• What is expected: Reproduce this listing in full.

[Stored records]
** START **
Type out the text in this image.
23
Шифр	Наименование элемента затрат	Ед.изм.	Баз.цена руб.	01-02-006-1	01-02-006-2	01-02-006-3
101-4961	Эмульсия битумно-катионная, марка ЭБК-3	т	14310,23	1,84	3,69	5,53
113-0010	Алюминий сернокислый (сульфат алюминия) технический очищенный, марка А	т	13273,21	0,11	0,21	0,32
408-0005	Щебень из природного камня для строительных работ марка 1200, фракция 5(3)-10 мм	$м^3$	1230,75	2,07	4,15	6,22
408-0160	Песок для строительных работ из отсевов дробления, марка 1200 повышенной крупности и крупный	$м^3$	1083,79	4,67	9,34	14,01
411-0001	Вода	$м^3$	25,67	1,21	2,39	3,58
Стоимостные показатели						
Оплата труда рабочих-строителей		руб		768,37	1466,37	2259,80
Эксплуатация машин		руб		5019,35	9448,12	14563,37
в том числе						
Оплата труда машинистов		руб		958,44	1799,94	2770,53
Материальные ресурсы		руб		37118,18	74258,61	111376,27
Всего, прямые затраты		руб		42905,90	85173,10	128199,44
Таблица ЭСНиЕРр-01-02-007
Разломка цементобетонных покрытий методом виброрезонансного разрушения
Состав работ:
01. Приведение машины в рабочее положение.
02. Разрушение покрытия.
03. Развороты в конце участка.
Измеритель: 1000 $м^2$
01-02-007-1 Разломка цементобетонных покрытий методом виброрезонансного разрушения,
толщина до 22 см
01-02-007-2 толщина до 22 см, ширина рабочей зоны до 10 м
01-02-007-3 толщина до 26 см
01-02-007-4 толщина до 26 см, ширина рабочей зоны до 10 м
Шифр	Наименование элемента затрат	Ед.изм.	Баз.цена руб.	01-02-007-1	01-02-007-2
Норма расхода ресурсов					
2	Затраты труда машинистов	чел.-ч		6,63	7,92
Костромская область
** END **
• Final result:
Type out the text in this image.
23
Шифр	Наименование элемента затрат	Ед.изм.	Баз.цена руб.	01-02-006-1	01-02-006-2	01-02-006-3
101-4961	Эмульсия битумно-катионная, марка ЭБК-3	т	14310,23	1,84	3,69	5,53
113-0010	Алюминий сернокислый (сульфат алюминия) технический очищенный, марка А	т	13273,21	0,11	0,21	0,32
408-0005	Щебень из природного камня для строительных работ марка 1200, фракция 5(3)-10 мм	$м^3$	1230,75	2,07	4,15	6,22
408-0160	Песок для строительных работ из отсевов дробления, марка 1200 повышенной крупности и крупный	$м^3$	1083,79	4,67	9,34	14,01
411-0001	Вода	$м^3$	25,67	1,21	2,39	3,58
Стоимостные показатели						
Оплата труда рабочих-строителей		руб		768,37	1466,37	2259,80
Эксплуатация машин		руб		5019,35	9448,12	14563,37
в том числе						
Оплата труда машинистов		руб		958,44	1799,94	2770,53
Материальные ресурсы		руб		37118,18	74258,61	111376,27
Всего, прямые затраты		руб		42905,90	85173,10	128199,44
Таблица ЭСНиЕРр-01-02-007
Разломка цементобетонных покрытий методом виброрезонансного разрушения
Состав работ:
01. Приведение машины в рабочее положение.
02. Разрушение покрытия.
03. Развороты в конце участка.
Измеритель: 1000 $м^2$
01-02-007-1 Разломка цементобетонных покрытий методом виброрезонансного разрушения,
толщина до 22 см
01-02-007-2 толщина до 22 см, ширина рабочей зоны до 10 м
01-02-007-3 толщина до 26 см
01-02-007-4 толщина до 26 см, ширина рабочей зоны до 10 м
Шифр	Наименование элемента затрат	Ед.изм.	Баз.цена руб.	01-02-007-1	01-02-007-2
Норма расхода ресурсов					
2	Затраты труда машинистов	чел.-ч		6,63	7,92
Костромская область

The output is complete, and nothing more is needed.